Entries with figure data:
::::

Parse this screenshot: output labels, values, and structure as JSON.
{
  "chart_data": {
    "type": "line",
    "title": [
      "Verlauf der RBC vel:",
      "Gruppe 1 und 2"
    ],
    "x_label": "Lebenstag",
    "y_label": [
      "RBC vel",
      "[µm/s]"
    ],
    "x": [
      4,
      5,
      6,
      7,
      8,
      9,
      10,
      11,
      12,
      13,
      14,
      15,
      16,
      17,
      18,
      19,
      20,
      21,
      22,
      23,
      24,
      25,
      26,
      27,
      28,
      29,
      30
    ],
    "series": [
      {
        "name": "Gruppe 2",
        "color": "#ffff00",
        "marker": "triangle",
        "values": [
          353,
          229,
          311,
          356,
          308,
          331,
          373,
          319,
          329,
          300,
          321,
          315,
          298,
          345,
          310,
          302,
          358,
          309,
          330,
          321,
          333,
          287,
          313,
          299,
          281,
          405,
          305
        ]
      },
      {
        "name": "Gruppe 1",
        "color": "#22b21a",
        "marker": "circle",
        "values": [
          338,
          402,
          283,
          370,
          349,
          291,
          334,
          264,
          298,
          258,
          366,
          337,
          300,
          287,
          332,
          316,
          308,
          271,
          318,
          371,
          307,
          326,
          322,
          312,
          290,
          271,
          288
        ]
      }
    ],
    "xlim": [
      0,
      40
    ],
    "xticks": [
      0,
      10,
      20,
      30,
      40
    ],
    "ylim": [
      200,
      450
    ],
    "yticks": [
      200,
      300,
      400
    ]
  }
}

::::

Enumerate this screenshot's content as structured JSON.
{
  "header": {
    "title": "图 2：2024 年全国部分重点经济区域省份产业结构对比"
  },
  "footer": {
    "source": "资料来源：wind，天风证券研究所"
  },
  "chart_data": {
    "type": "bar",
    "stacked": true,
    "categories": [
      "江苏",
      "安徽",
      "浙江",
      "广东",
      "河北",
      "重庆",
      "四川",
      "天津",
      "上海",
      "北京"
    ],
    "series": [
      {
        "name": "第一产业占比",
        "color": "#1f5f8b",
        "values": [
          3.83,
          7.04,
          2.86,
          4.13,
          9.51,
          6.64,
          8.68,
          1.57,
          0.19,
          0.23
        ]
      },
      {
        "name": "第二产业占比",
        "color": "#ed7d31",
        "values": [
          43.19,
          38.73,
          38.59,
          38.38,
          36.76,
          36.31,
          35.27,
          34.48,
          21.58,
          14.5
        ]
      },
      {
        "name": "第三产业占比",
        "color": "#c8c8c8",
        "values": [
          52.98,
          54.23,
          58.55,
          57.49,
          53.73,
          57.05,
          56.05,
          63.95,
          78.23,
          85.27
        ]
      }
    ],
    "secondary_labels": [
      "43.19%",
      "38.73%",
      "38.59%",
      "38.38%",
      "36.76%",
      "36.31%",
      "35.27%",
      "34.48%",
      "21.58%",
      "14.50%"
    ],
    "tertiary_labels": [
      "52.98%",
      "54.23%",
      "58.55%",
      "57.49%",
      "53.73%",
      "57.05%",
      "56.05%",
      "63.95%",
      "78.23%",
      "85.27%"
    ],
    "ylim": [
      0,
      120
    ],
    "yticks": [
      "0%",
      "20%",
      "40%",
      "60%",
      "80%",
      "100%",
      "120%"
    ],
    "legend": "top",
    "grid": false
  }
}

::::

**What you are asked to do**
Copy out the lines in which the string "screenshot" appears.

**Exercise response**
Parse this screenshot: output labels, values, and structure as JSON.
Enumerate this screenshot's content as structured JSON.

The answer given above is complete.